* _What is required_:
Each entry has to be copied exactly, with nothing missed.

* _Items from a figure collection_:
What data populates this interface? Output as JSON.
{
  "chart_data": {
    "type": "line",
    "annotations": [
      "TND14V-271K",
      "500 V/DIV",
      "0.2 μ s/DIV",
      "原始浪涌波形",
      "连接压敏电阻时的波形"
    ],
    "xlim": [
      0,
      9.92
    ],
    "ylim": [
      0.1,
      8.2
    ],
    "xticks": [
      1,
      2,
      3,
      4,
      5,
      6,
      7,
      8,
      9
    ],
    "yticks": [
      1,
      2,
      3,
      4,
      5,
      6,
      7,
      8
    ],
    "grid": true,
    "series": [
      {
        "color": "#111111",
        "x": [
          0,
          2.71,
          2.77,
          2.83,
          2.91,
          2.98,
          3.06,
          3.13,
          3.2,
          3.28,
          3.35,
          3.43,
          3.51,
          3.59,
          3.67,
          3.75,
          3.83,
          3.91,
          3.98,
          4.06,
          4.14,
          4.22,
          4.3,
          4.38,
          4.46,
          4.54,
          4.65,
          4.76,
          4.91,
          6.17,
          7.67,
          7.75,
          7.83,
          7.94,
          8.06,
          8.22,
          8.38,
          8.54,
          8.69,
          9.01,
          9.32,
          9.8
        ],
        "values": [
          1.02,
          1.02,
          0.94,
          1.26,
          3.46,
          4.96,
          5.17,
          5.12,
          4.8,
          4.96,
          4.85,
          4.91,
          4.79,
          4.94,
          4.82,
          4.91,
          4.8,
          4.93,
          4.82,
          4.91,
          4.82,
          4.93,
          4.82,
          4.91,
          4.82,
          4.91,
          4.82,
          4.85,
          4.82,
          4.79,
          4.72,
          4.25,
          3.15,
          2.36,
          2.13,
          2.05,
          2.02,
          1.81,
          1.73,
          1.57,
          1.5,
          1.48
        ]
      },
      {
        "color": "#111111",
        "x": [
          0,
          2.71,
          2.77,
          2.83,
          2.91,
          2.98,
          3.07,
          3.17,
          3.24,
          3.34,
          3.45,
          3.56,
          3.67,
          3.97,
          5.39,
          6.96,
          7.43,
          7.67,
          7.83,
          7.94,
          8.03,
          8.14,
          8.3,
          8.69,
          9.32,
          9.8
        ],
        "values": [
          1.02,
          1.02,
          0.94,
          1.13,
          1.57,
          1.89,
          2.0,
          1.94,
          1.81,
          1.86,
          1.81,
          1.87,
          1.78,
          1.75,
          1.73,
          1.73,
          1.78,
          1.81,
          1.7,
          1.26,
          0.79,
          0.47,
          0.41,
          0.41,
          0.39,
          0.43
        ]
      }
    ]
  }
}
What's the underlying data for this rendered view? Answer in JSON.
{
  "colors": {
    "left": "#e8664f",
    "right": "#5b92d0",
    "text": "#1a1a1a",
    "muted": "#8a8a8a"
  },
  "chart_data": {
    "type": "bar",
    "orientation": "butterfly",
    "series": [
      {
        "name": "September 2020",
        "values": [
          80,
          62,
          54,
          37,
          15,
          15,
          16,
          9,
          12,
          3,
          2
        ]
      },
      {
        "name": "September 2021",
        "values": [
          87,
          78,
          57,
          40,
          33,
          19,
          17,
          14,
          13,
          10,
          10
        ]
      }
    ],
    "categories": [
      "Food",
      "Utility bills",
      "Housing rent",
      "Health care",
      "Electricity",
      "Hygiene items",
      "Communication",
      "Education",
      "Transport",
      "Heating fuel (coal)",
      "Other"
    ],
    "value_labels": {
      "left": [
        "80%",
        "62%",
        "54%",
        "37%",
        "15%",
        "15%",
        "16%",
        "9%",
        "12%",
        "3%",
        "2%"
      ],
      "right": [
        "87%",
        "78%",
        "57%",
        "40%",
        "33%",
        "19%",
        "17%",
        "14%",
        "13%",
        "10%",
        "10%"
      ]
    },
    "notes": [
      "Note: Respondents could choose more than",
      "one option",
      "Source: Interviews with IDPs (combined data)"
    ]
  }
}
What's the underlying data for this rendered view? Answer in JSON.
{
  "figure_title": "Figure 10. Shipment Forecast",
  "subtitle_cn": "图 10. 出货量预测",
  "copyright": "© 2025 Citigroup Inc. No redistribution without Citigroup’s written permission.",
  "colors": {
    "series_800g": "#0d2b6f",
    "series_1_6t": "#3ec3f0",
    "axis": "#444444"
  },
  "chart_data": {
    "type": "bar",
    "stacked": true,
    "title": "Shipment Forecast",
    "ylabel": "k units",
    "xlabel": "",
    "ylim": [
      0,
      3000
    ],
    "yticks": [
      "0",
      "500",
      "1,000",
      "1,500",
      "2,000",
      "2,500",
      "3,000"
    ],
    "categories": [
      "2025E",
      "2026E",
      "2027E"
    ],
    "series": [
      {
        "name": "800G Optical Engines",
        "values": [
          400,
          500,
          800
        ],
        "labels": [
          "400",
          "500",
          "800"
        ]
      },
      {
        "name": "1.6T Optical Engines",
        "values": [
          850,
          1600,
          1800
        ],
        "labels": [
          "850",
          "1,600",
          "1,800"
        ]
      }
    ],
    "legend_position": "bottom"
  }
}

* _Result_:
What data populates this interface? Output as JSON.
{
  "chart_data": {
    "type": "line",
    "annotations": [
      "TND14V-271K",
      "500 V/DIV",
      "0.2 μ s/DIV",
      "原始浪涌波形",
      "连接压敏电阻时的波形"
    ],
    "xlim": [
      0,
      9.92
    ],
    "ylim": [
      0.1,
      8.2
    ],
    "xticks": [
      1,
      2,
      3,
      4,
      5,
      6,
      7,
      8,
      9
    ],
    "yticks": [
      1,
      2,
      3,
      4,
      5,
      6,
      7,
      8
    ],
    "grid": true,
    "series": [
      {
        "color": "#111111",
        "x": [
          0,
          2.71,
          2.77,
          2.83,
          2.91,
          2.98,
          3.06,
          3.13,
          3.2,
          3.28,
          3.35,
          3.43,
          3.51,
          3.59,
          3.67,
          3.75,
          3.83,
          3.91,
          3.98,
          4.06,
          4.14,
          4.22,
          4.3,
          4.38,
          4.46,
          4.54,
          4.65,
          4.76,
          4.91,
          6.17,
          7.67,
          7.75,
          7.83,
          7.94,
          8.06,
          8.22,
          8.38,
          8.54,
          8.69,
          9.01,
          9.32,
          9.8
        ],
        "values": [
          1.02,
          1.02,
          0.94,
          1.26,
          3.46,
          4.96,
          5.17,
          5.12,
          4.8,
          4.96,
          4.85,
          4.91,
          4.79,
          4.94,
          4.82,
          4.91,
          4.8,
          4.93,
          4.82,
          4.91,
          4.82,
          4.93,
          4.82,
          4.91,
          4.82,
          4.91,
          4.82,
          4.85,
          4.82,
          4.79,
          4.72,
          4.25,
          3.15,
          2.36,
          2.13,
          2.05,
          2.02,
          1.81,
          1.73,
          1.57,
          1.5,
          1.48
        ]
      },
      {
        "color": "#111111",
        "x": [
          0,
          2.71,
          2.77,
          2.83,
          2.91,
          2.98,
          3.07,
          3.17,
          3.24,
          3.34,
          3.45,
          3.56,
          3.67,
          3.97,
          5.39,
          6.96,
          7.43,
          7.67,
          7.83,
          7.94,
          8.03,
          8.14,
          8.3,
          8.69,
          9.32,
          9.8
        ],
        "values": [
          1.02,
          1.02,
          0.94,
          1.13,
          1.57,
          1.89,
          2.0,
          1.94,
          1.81,
          1.86,
          1.81,
          1.87,
          1.78,
          1.75,
          1.73,
          1.73,
          1.78,
          1.81,
          1.7,
          1.26,
          0.79,
          0.47,
          0.41,
          0.41,
          0.39,
          0.43
        ]
      }
    ]
  }
}
What's the underlying data for this rendered view? Answer in JSON.
{
  "colors": {
    "left": "#e8664f",
    "right": "#5b92d0",
    "text": "#1a1a1a",
    "muted": "#8a8a8a"
  },
  "chart_data": {
    "type": "bar",
    "orientation": "butterfly",
    "series": [
      {
        "name": "September 2020",
        "values": [
          80,
          62,
          54,
          37,
          15,
          15,
          16,
          9,
          12,
          3,
          2
        ]
      },
      {
        "name": "September 2021",
        "values": [
          87,
          78,
          57,
          40,
          33,
          19,
          17,
          14,
          13,
          10,
          10
        ]
      }
    ],
    "categories": [
      "Food",
      "Utility bills",
      "Housing rent",
      "Health care",
      "Electricity",
      "Hygiene items",
      "Communication",
      "Education",
      "Transport",
      "Heating fuel (coal)",
      "Other"
    ],
    "value_labels": {
      "left": [
        "80%",
        "62%",
        "54%",
        "37%",
        "15%",
        "15%",
        "16%",
        "9%",
        "12%",
        "3%",
        "2%"
      ],
      "right": [
        "87%",
        "78%",
        "57%",
        "40%",
        "33%",
        "19%",
        "17%",
        "14%",
        "13%",
        "10%",
        "10%"
      ]
    },
    "notes": [
      "Note: Respondents could choose more than",
      "one option",
      "Source: Interviews with IDPs (combined data)"
    ]
  }
}
What's the underlying data for this rendered view? Answer in JSON.
{
  "figure_title": "Figure 10. Shipment Forecast",
  "subtitle_cn": "图 10. 出货量预测",
  "copyright": "© 2025 Citigroup Inc. No redistribution without Citigroup’s written permission.",
  "colors": {
    "series_800g": "#0d2b6f",
    "series_1_6t": "#3ec3f0",
    "axis": "#444444"
  },
  "chart_data": {
    "type": "bar",
    "stacked": true,
    "title": "Shipment Forecast",
    "ylabel": "k units",
    "xlabel": "",
    "ylim": [
      0,
      3000
    ],
    "yticks": [
      "0",
      "500",
      "1,000",
      "1,500",
      "2,000",
      "2,500",
      "3,000"
    ],
    "categories": [
      "2025E",
      "2026E",
      "2027E"
    ],
    "series": [
      {
        "name": "800G Optical Engines",
        "values": [
          400,
          500,
          800
        ],
        "labels": [
          "400",
          "500",
          "800"
        ]
      },
      {
        "name": "1.6T Optical Engines",
        "values": [
          850,
          1600,
          1800
        ],
        "labels": [
          "850",
          "1,600",
          "1,800"
        ]
      }
    ],
    "legend_position": "bottom"
  }
}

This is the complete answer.